(WHAT YOU ARE ASKED TO DO) Drop every picture and give the entries back exactly.

____ EXCERPTED DATA

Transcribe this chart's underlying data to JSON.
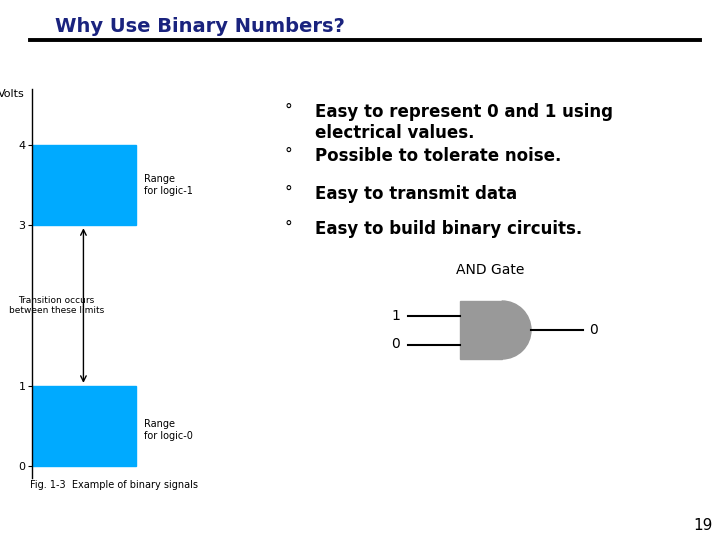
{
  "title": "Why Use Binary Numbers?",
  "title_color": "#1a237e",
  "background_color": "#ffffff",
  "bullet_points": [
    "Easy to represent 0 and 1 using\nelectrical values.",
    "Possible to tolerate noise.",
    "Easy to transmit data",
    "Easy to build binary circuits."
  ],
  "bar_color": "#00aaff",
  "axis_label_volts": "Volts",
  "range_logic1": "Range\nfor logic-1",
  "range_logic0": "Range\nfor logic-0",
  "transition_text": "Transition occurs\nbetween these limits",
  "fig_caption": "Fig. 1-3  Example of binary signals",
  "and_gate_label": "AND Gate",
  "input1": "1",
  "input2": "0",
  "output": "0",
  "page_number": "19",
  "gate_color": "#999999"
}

________

(FINISHED EXERCISE)
Transcribe this chart's underlying data to JSON.
{
  "title": "Why Use Binary Numbers?",
  "title_color": "#1a237e",
  "background_color": "#ffffff",
  "bullet_points": [
    "Easy to represent 0 and 1 using\nelectrical values.",
    "Possible to tolerate noise.",
    "Easy to transmit data",
    "Easy to build binary circuits."
  ],
  "bar_color": "#00aaff",
  "axis_label_volts": "Volts",
  "range_logic1": "Range\nfor logic-1",
  "range_logic0": "Range\nfor logic-0",
  "transition_text": "Transition occurs\nbetween these limits",
  "fig_caption": "Fig. 1-3  Example of binary signals",
  "and_gate_label": "AND Gate",
  "input1": "1",
  "input2": "0",
  "output": "0",
  "page_number": "19",
  "gate_color": "#999999"
}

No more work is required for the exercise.